Return each line of the data below verbatim; pictures are to be left out.

INPUT FOR THIS TASK:
** Begin **
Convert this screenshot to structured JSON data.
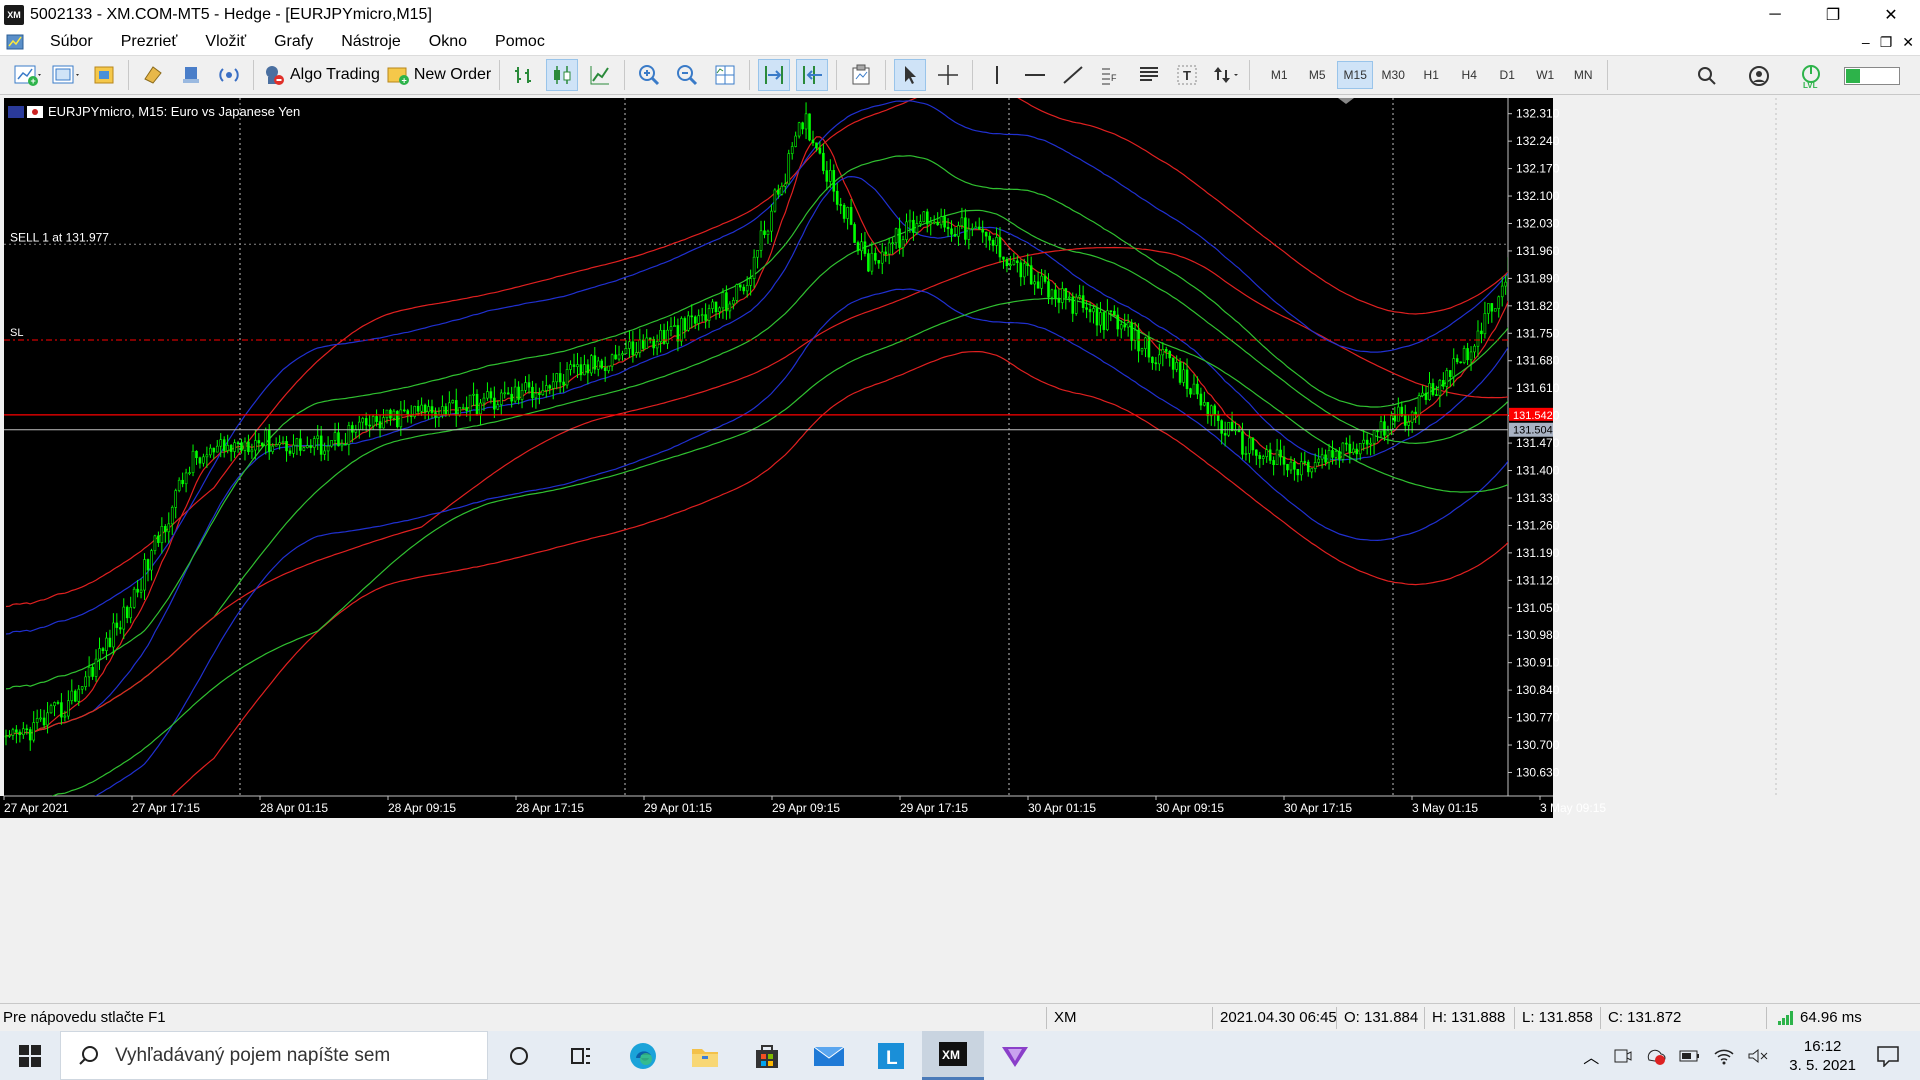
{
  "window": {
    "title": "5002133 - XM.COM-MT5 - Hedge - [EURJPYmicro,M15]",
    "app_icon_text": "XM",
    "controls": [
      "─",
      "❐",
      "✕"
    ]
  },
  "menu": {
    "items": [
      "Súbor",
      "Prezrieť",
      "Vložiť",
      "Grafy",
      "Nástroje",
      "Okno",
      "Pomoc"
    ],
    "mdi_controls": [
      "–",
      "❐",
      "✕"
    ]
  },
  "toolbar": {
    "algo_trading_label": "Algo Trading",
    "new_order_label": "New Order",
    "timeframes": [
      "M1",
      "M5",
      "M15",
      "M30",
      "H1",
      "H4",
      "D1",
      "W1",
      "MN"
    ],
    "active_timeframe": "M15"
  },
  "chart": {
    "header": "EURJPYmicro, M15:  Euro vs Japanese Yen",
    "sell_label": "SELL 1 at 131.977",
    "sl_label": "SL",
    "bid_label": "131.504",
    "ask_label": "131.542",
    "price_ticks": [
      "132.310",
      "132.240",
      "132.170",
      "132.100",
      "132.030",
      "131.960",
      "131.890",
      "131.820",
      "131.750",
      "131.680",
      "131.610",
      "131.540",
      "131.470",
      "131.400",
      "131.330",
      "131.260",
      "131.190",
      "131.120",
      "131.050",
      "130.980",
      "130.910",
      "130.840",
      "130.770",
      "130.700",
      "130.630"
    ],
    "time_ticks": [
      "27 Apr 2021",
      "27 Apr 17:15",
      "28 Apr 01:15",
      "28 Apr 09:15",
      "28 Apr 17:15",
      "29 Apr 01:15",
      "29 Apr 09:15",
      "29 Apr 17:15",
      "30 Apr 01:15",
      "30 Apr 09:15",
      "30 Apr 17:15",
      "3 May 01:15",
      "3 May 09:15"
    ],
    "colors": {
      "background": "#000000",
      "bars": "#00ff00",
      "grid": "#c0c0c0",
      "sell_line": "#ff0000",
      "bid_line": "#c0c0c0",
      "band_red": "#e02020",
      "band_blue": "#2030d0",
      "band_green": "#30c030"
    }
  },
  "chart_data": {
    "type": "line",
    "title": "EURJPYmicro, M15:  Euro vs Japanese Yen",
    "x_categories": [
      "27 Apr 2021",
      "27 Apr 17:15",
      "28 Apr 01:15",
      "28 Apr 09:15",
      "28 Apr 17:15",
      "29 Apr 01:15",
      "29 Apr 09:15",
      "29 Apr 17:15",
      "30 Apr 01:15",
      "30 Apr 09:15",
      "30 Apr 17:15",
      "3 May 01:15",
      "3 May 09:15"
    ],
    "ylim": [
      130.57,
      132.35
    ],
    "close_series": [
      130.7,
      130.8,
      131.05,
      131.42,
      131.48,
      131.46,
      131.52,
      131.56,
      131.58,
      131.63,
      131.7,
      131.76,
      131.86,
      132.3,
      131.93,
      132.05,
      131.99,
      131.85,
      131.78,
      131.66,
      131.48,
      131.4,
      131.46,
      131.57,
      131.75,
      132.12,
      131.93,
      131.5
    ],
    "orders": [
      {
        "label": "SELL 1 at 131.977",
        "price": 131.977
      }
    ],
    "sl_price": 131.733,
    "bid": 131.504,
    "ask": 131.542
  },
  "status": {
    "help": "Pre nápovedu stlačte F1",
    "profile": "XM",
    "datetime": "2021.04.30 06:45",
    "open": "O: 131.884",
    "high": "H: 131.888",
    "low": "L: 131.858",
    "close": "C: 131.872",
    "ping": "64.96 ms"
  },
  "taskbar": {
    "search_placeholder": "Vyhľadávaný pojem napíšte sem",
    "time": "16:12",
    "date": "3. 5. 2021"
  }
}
** End **
FULL OUTPUT:
Convert this screenshot to structured JSON data.
{
  "window": {
    "title": "5002133 - XM.COM-MT5 - Hedge - [EURJPYmicro,M15]",
    "app_icon_text": "XM",
    "controls": [
      "─",
      "❐",
      "✕"
    ]
  },
  "menu": {
    "items": [
      "Súbor",
      "Prezrieť",
      "Vložiť",
      "Grafy",
      "Nástroje",
      "Okno",
      "Pomoc"
    ],
    "mdi_controls": [
      "–",
      "❐",
      "✕"
    ]
  },
  "toolbar": {
    "algo_trading_label": "Algo Trading",
    "new_order_label": "New Order",
    "timeframes": [
      "M1",
      "M5",
      "M15",
      "M30",
      "H1",
      "H4",
      "D1",
      "W1",
      "MN"
    ],
    "active_timeframe": "M15"
  },
  "chart": {
    "header": "EURJPYmicro, M15:  Euro vs Japanese Yen",
    "sell_label": "SELL 1 at 131.977",
    "sl_label": "SL",
    "bid_label": "131.504",
    "ask_label": "131.542",
    "price_ticks": [
      "132.310",
      "132.240",
      "132.170",
      "132.100",
      "132.030",
      "131.960",
      "131.890",
      "131.820",
      "131.750",
      "131.680",
      "131.610",
      "131.540",
      "131.470",
      "131.400",
      "131.330",
      "131.260",
      "131.190",
      "131.120",
      "131.050",
      "130.980",
      "130.910",
      "130.840",
      "130.770",
      "130.700",
      "130.630"
    ],
    "time_ticks": [
      "27 Apr 2021",
      "27 Apr 17:15",
      "28 Apr 01:15",
      "28 Apr 09:15",
      "28 Apr 17:15",
      "29 Apr 01:15",
      "29 Apr 09:15",
      "29 Apr 17:15",
      "30 Apr 01:15",
      "30 Apr 09:15",
      "30 Apr 17:15",
      "3 May 01:15",
      "3 May 09:15"
    ],
    "colors": {
      "background": "#000000",
      "bars": "#00ff00",
      "grid": "#c0c0c0",
      "sell_line": "#ff0000",
      "bid_line": "#c0c0c0",
      "band_red": "#e02020",
      "band_blue": "#2030d0",
      "band_green": "#30c030"
    }
  },
  "chart_data": {
    "type": "line",
    "title": "EURJPYmicro, M15:  Euro vs Japanese Yen",
    "x_categories": [
      "27 Apr 2021",
      "27 Apr 17:15",
      "28 Apr 01:15",
      "28 Apr 09:15",
      "28 Apr 17:15",
      "29 Apr 01:15",
      "29 Apr 09:15",
      "29 Apr 17:15",
      "30 Apr 01:15",
      "30 Apr 09:15",
      "30 Apr 17:15",
      "3 May 01:15",
      "3 May 09:15"
    ],
    "ylim": [
      130.57,
      132.35
    ],
    "close_series": [
      130.7,
      130.8,
      131.05,
      131.42,
      131.48,
      131.46,
      131.52,
      131.56,
      131.58,
      131.63,
      131.7,
      131.76,
      131.86,
      132.3,
      131.93,
      132.05,
      131.99,
      131.85,
      131.78,
      131.66,
      131.48,
      131.4,
      131.46,
      131.57,
      131.75,
      132.12,
      131.93,
      131.5
    ],
    "orders": [
      {
        "label": "SELL 1 at 131.977",
        "price": 131.977
      }
    ],
    "sl_price": 131.733,
    "bid": 131.504,
    "ask": 131.542
  },
  "status": {
    "help": "Pre nápovedu stlačte F1",
    "profile": "XM",
    "datetime": "2021.04.30 06:45",
    "open": "O: 131.884",
    "high": "H: 131.888",
    "low": "L: 131.858",
    "close": "C: 131.872",
    "ping": "64.96 ms"
  },
  "taskbar": {
    "search_placeholder": "Vyhľadávaný pojem napíšte sem",
    "time": "16:12",
    "date": "3. 5. 2021"
  }
}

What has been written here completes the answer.